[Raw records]
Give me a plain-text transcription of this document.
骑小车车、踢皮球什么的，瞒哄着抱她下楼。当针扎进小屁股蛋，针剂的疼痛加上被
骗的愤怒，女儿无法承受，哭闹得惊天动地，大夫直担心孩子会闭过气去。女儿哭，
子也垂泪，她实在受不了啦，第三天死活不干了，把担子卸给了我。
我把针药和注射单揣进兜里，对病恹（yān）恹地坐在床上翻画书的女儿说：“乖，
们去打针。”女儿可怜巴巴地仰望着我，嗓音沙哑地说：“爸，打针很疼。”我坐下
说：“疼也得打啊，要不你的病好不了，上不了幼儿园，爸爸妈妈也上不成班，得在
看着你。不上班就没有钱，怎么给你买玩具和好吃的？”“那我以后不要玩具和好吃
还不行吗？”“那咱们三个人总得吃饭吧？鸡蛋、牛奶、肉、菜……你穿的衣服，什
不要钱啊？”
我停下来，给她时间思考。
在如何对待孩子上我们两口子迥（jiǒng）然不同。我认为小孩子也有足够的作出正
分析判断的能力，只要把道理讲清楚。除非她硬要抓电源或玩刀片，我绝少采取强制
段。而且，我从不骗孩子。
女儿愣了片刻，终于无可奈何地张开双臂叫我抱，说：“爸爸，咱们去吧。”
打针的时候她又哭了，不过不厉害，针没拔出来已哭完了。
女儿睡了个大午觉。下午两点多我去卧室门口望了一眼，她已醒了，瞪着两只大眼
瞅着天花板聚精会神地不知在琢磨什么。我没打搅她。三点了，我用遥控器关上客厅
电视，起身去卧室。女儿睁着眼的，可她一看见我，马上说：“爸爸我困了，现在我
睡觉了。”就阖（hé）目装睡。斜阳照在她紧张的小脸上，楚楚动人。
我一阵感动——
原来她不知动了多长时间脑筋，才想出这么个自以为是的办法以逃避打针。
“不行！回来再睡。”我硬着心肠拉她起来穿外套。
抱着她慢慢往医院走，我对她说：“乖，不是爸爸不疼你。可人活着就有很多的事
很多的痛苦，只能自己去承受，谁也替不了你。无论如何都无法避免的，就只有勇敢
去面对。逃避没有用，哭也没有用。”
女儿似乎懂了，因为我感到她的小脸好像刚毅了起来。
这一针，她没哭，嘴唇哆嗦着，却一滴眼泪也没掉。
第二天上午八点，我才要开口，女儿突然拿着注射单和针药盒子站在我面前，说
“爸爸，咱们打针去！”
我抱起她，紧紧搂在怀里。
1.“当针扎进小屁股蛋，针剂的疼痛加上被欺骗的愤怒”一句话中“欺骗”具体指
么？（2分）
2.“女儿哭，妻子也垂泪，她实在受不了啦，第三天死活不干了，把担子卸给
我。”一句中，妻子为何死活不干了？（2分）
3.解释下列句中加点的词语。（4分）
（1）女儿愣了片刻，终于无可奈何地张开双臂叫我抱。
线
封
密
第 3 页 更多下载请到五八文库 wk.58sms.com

## Stated exercise
Please repeat the listing above in full and exactly.

## Expected answer
Give me a plain-text transcription of this document.
骑小车车、踢皮球什么的，瞒哄着抱她下楼。当针扎进小屁股蛋，针剂的疼痛加上被
骗的愤怒，女儿无法承受，哭闹得惊天动地，大夫直担心孩子会闭过气去。女儿哭，
子也垂泪，她实在受不了啦，第三天死活不干了，把担子卸给了我。
我把针药和注射单揣进兜里，对病恹（yān）恹地坐在床上翻画书的女儿说：“乖，
们去打针。”女儿可怜巴巴地仰望着我，嗓音沙哑地说：“爸，打针很疼。”我坐下
说：“疼也得打啊，要不你的病好不了，上不了幼儿园，爸爸妈妈也上不成班，得在
看着你。不上班就没有钱，怎么给你买玩具和好吃的？”“那我以后不要玩具和好吃
还不行吗？”“那咱们三个人总得吃饭吧？鸡蛋、牛奶、肉、菜……你穿的衣服，什
不要钱啊？”
我停下来，给她时间思考。
在如何对待孩子上我们两口子迥（jiǒng）然不同。我认为小孩子也有足够的作出正
分析判断的能力，只要把道理讲清楚。除非她硬要抓电源或玩刀片，我绝少采取强制
段。而且，我从不骗孩子。
女儿愣了片刻，终于无可奈何地张开双臂叫我抱，说：“爸爸，咱们去吧。”
打针的时候她又哭了，不过不厉害，针没拔出来已哭完了。
女儿睡了个大午觉。下午两点多我去卧室门口望了一眼，她已醒了，瞪着两只大眼
瞅着天花板聚精会神地不知在琢磨什么。我没打搅她。三点了，我用遥控器关上客厅
电视，起身去卧室。女儿睁着眼的，可她一看见我，马上说：“爸爸我困了，现在我
睡觉了。”就阖（hé）目装睡。斜阳照在她紧张的小脸上，楚楚动人。
我一阵感动——
原来她不知动了多长时间脑筋，才想出这么个自以为是的办法以逃避打针。
“不行！回来再睡。”我硬着心肠拉她起来穿外套。
抱着她慢慢往医院走，我对她说：“乖，不是爸爸不疼你。可人活着就有很多的事
很多的痛苦，只能自己去承受，谁也替不了你。无论如何都无法避免的，就只有勇敢
去面对。逃避没有用，哭也没有用。”
女儿似乎懂了，因为我感到她的小脸好像刚毅了起来。
这一针，她没哭，嘴唇哆嗦着，却一滴眼泪也没掉。
第二天上午八点，我才要开口，女儿突然拿着注射单和针药盒子站在我面前，说
“爸爸，咱们打针去！”
我抱起她，紧紧搂在怀里。
1.“当针扎进小屁股蛋，针剂的疼痛加上被欺骗的愤怒”一句话中“欺骗”具体指
么？（2分）
2.“女儿哭，妻子也垂泪，她实在受不了啦，第三天死活不干了，把担子卸给
我。”一句中，妻子为何死活不干了？（2分）
3.解释下列句中加点的词语。（4分）
（1）女儿愣了片刻，终于无可奈何地张开双臂叫我抱。
线
封
密
第 3 页 更多下载请到五八文库 wk.58sms.com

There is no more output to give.